(Extracted records)
+++
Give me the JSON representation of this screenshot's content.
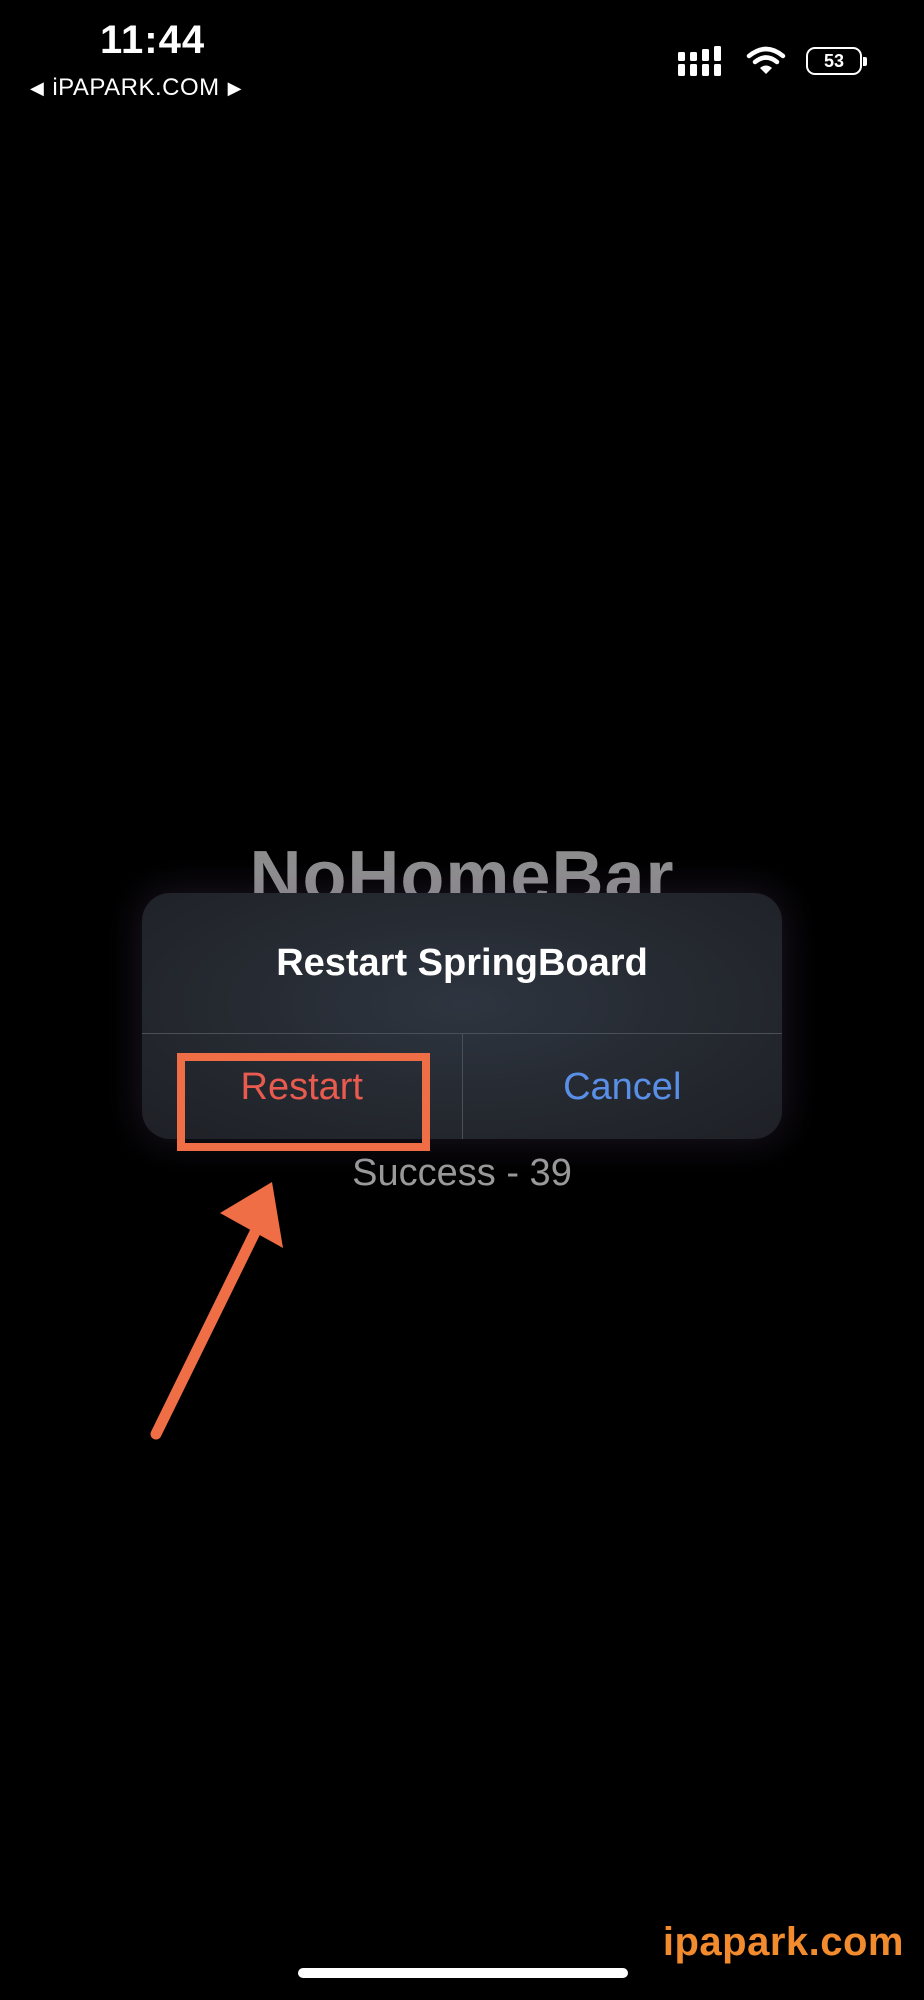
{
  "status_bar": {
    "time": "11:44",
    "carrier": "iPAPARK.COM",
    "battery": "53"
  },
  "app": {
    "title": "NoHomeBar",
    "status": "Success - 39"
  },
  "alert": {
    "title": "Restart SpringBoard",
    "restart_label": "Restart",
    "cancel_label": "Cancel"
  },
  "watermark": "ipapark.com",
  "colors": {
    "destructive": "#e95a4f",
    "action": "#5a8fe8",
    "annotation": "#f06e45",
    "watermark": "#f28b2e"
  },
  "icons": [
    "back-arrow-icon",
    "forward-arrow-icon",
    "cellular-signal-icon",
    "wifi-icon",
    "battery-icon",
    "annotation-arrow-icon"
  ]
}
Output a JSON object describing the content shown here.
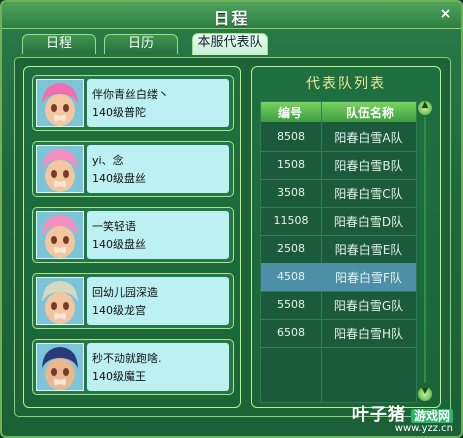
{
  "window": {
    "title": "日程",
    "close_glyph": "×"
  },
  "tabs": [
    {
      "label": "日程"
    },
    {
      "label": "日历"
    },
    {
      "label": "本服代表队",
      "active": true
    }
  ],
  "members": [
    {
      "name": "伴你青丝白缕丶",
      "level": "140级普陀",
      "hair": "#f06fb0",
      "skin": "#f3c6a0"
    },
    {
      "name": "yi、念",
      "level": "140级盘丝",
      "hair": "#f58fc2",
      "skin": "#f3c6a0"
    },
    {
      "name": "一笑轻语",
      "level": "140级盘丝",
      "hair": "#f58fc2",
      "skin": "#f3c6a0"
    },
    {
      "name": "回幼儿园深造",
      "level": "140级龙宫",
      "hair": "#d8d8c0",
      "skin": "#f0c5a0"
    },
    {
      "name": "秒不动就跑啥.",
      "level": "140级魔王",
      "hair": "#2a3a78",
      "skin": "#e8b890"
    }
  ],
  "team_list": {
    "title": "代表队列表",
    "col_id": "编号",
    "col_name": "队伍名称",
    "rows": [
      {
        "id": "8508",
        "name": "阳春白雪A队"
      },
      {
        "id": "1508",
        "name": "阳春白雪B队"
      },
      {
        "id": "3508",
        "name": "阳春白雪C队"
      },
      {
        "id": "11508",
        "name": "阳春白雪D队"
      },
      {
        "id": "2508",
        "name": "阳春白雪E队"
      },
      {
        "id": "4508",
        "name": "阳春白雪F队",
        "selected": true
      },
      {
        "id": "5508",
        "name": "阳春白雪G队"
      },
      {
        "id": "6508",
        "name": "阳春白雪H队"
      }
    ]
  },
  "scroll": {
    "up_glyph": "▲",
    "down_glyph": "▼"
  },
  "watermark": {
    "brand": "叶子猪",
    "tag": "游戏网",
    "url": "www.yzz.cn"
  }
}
+++
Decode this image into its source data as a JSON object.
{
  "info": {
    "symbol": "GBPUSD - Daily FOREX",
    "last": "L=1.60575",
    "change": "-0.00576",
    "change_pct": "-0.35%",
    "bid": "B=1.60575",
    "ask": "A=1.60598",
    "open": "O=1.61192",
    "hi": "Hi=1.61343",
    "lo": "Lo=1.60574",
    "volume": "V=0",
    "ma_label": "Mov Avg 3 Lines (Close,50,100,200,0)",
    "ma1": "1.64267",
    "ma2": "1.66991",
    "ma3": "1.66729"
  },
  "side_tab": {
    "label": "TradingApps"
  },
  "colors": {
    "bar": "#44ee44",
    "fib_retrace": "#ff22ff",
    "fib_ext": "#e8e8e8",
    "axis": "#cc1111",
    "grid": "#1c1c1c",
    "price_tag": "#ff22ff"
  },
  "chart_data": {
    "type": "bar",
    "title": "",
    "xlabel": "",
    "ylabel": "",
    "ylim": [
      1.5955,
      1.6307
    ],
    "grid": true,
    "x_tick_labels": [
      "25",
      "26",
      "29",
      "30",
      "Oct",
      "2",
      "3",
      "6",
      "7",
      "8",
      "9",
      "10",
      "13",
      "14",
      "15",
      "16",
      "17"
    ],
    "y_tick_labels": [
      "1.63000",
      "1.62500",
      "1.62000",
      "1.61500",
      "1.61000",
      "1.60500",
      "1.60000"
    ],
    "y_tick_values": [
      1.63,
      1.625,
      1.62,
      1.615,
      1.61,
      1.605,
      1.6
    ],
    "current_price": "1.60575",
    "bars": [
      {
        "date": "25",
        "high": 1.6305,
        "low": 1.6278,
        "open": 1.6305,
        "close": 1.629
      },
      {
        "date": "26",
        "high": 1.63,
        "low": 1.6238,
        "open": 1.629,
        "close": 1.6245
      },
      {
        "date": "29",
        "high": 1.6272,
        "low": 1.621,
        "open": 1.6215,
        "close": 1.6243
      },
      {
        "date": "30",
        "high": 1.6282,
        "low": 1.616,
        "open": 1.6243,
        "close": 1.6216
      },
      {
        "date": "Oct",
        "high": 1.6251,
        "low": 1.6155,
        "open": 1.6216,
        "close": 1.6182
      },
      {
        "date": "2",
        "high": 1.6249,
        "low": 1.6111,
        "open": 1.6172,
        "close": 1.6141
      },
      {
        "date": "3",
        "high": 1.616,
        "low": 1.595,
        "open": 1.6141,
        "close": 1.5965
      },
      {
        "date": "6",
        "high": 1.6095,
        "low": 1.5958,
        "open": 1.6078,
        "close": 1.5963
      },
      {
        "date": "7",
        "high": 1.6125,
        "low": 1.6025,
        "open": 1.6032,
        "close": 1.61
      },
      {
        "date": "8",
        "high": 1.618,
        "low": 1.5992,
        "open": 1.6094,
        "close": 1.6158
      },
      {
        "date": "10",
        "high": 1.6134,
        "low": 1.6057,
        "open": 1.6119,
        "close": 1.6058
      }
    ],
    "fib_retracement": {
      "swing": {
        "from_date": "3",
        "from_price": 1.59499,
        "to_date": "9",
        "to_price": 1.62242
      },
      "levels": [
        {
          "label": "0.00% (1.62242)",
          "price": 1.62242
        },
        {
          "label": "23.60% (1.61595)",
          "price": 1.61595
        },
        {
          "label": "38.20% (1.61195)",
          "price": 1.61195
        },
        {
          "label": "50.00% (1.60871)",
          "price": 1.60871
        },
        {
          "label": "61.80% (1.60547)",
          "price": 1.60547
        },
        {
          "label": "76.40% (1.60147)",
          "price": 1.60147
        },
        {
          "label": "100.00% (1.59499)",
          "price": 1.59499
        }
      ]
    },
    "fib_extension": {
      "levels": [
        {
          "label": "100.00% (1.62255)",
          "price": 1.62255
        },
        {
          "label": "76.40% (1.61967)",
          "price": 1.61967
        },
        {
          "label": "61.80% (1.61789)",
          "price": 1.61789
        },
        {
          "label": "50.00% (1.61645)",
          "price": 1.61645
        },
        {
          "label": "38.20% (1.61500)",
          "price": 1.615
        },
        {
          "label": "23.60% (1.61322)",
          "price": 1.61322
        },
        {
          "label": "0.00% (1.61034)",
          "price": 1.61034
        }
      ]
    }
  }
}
+++
Return every line from the records above that holds the word "content".

» EXERCISE OUTPUT:
Give me the JSON representation of this screenshot's content.
Output a JSON object describing the content shown here.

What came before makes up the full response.